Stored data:
┄┄┄┄┄┄┄┄┄┄

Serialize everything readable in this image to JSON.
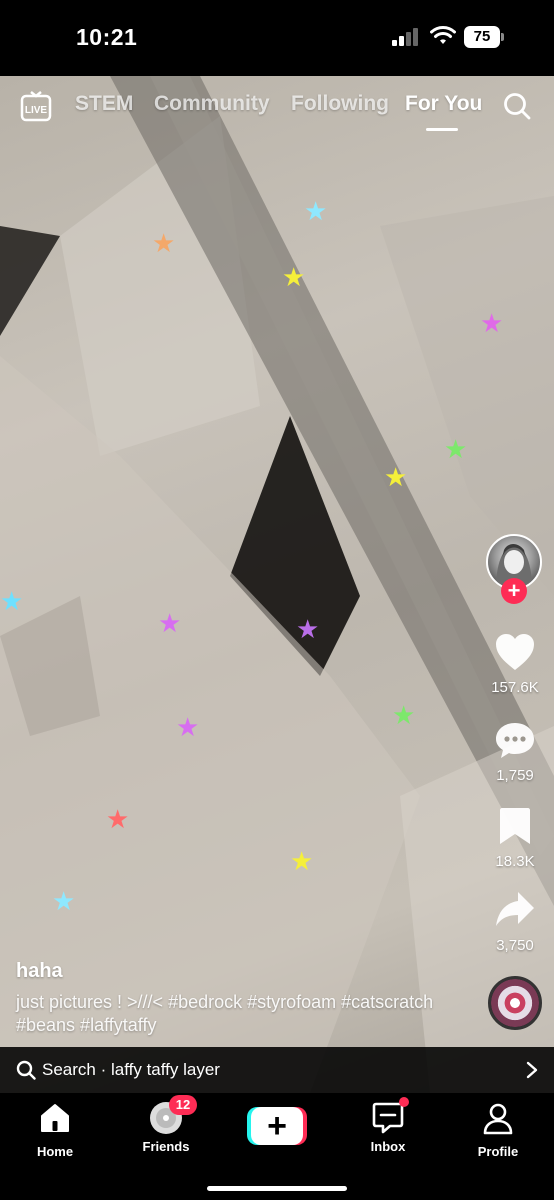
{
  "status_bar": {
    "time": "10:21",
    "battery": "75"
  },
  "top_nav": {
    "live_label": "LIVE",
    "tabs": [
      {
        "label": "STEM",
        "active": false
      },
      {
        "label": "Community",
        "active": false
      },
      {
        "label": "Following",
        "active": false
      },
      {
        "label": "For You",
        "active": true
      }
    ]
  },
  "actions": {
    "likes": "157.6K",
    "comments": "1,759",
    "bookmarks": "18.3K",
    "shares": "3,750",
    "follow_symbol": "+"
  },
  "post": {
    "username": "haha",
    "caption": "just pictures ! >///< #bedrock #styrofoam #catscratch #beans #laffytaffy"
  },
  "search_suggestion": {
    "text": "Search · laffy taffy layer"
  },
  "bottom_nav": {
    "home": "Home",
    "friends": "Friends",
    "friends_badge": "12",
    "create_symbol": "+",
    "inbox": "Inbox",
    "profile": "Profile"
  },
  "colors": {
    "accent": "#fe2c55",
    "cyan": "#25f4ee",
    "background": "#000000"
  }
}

┄┄┄┄┄┄┄┄┄┄

→ **Task description**
Omit the pictures and reproduce the listing exactly.

→ **Response to this exercise**
Serialize everything readable in this image to JSON.
{
  "status_bar": {
    "time": "10:21",
    "battery": "75"
  },
  "top_nav": {
    "live_label": "LIVE",
    "tabs": [
      {
        "label": "STEM",
        "active": false
      },
      {
        "label": "Community",
        "active": false
      },
      {
        "label": "Following",
        "active": false
      },
      {
        "label": "For You",
        "active": true
      }
    ]
  },
  "actions": {
    "likes": "157.6K",
    "comments": "1,759",
    "bookmarks": "18.3K",
    "shares": "3,750",
    "follow_symbol": "+"
  },
  "post": {
    "username": "haha",
    "caption": "just pictures ! >///< #bedrock #styrofoam #catscratch #beans #laffytaffy"
  },
  "search_suggestion": {
    "text": "Search · laffy taffy layer"
  },
  "bottom_nav": {
    "home": "Home",
    "friends": "Friends",
    "friends_badge": "12",
    "create_symbol": "+",
    "inbox": "Inbox",
    "profile": "Profile"
  },
  "colors": {
    "accent": "#fe2c55",
    "cyan": "#25f4ee",
    "background": "#000000"
  }
}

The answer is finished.